[Begin Data provided]
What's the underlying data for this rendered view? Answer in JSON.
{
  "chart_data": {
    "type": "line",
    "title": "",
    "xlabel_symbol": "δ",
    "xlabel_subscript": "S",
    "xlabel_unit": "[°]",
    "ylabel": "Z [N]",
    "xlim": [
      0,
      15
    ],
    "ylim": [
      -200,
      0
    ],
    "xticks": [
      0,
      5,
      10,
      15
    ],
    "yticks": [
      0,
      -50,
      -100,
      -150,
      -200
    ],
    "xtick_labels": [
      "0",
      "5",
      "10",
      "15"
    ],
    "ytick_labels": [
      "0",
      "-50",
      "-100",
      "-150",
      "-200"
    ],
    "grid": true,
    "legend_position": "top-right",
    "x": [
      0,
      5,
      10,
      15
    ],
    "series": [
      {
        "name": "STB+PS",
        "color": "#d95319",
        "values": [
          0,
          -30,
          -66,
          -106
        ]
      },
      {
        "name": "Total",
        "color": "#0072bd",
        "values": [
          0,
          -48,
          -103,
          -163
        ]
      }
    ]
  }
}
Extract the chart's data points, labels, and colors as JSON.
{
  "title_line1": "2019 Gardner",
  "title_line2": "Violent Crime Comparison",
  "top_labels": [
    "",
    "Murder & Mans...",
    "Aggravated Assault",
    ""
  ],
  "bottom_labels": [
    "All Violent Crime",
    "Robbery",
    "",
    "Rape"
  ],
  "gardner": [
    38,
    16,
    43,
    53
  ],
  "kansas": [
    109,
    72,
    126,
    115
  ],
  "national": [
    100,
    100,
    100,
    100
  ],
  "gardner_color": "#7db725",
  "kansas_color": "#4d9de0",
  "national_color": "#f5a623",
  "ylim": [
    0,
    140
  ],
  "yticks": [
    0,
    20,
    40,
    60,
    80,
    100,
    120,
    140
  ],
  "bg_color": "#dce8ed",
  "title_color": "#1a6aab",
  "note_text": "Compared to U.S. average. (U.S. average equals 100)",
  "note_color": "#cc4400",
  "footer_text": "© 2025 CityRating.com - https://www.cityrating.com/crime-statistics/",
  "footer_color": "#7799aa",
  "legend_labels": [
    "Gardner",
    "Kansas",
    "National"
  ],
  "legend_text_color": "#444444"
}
[End Data provided]
▶ [Task goal] Above are some records. Report the number of their lines that include "JSON", and add nothing else.

▶ [Response to this task] 2